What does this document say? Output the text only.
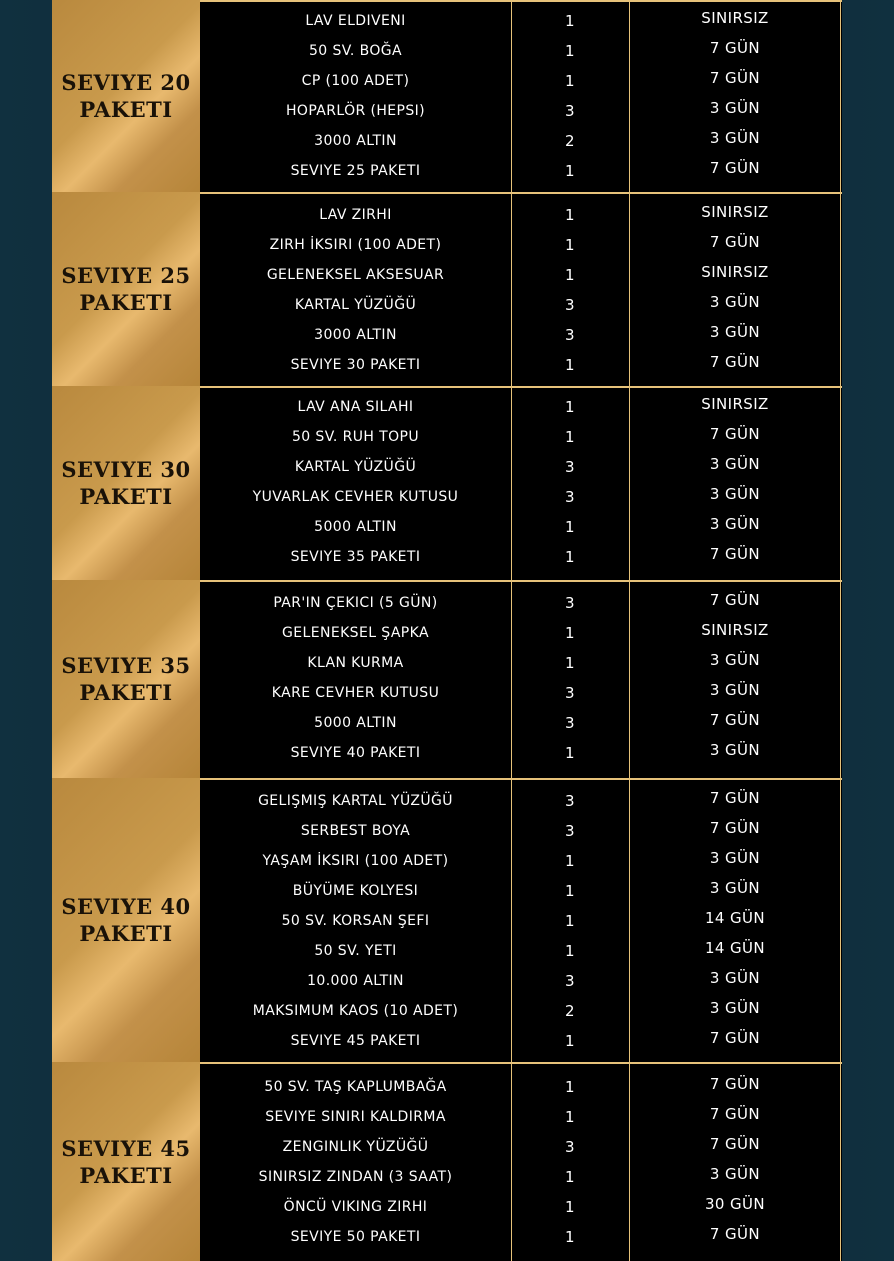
SEVIYE 20
PAKETI
LAV ELDIVENI	1	SINIRSIZ
50 SV. BOĞA	1	7 GÜN
CP (100 ADET)	1	7 GÜN
HOPARLÖR (HEPSI)	3	3 GÜN
3000 ALTIN	2	3 GÜN
SEVIYE 25 PAKETI	1	7 GÜN
SEVIYE 25
PAKETI
LAV ZIRHI	1	SINIRSIZ
ZIRH İKSIRI (100 ADET)	1	7 GÜN
GELENEKSEL AKSESUAR	1	SINIRSIZ
KARTAL YÜZÜĞÜ	3	3 GÜN
3000 ALTIN	3	3 GÜN
SEVIYE 30 PAKETI	1	7 GÜN
SEVIYE 30
PAKETI
LAV ANA SILAHI	1	SINIRSIZ
50 SV. RUH TOPU	1	7 GÜN
KARTAL YÜZÜĞÜ	3	3 GÜN
YUVARLAK CEVHER KUTUSU	3	3 GÜN
5000 ALTIN	1	3 GÜN
SEVIYE 35 PAKETI	1	7 GÜN
SEVIYE 35
PAKETI
PAR'IN ÇEKICI (5 GÜN)	3	7 GÜN
GELENEKSEL ŞAPKA	1	SINIRSIZ
KLAN KURMA	1	3 GÜN
KARE CEVHER KUTUSU	3	3 GÜN
5000 ALTIN	3	7 GÜN
SEVIYE 40 PAKETI	1	3 GÜN
SEVIYE 40
PAKETI
GELIŞMIŞ KARTAL YÜZÜĞÜ	3	7 GÜN
SERBEST BOYA	3	7 GÜN
YAŞAM İKSIRI (100 ADET)	1	3 GÜN
BÜYÜME KOLYESI	1	3 GÜN
50 SV. KORSAN ŞEFI	1	14 GÜN
50 SV. YETI	1	14 GÜN
10.000 ALTIN	3	3 GÜN
MAKSIMUM KAOS (10 ADET)	2	3 GÜN
SEVIYE 45 PAKETI	1	7 GÜN
SEVIYE 45
PAKETI
50 SV. TAŞ KAPLUMBAĞA	1	7 GÜN
SEVIYE SINIRI KALDIRMA	1	7 GÜN
ZENGINLIK YÜZÜĞÜ	3	7 GÜN
SINIRSIZ ZINDAN (3 SAAT)	1	3 GÜN
ÖNCÜ VIKING ZIRHI	1	30 GÜN
SEVIYE 50 PAKETI	1	7 GÜN
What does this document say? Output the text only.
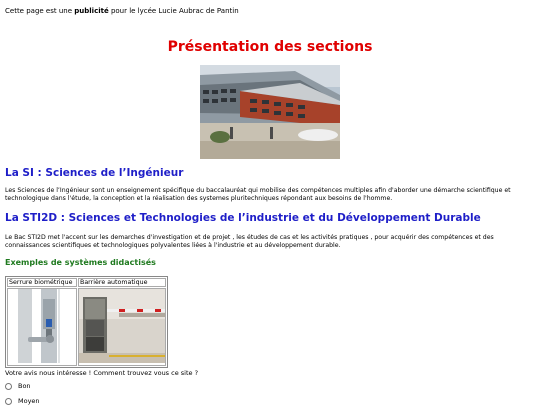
Cette page est une publicité pour le lycée Lucie Aubrac de Pantin
Présentation des sections
La SI : Sciences de l’Ingénieur

Les Sciences de l’Ingénieur sont un enseignement spécifique du baccalauréat qui mobilise des compétences multiples afin d'aborder une démarche scientifique et technologique dans l'étude, la conception et la réalisation des systemes pluritechniques répondant aux besoins de l'homme.

La STI2D : Sciences et Technologies de l’industrie et du Développement Durable

Le Bac STI2D met l'accent sur les demarches d'investigation et de projet , les études de cas et les activités pratiques , pour acquérir des compétences et des connaissances scientifiques et technologiques polyvalentes liées à l'industrie et au développement durable.

Exemples de systèmes didactisés
Serrure biométrique	Barrière automatique

Votre avis nous intéresse ! Comment trouvez vous ce site ?
Bon
Moyen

TASK TO COMPLETE
Each line in the listing above that contains "Sciences" should be copied.

ANSWER TO THIS EXERCISE
La SI : Sciences de l’Ingénieur
Les Sciences de l’Ingénieur sont un enseignement spécifique du baccalauréat qui mobilise des compétences multiples afin d'aborder une démarche scientifique et technologique dans l'étude, la conception et la réalisation des systemes pluritechniques répondant aux besoins de l'homme.
La STI2D : Sciences et Technologies de l’industrie et du Développement Durable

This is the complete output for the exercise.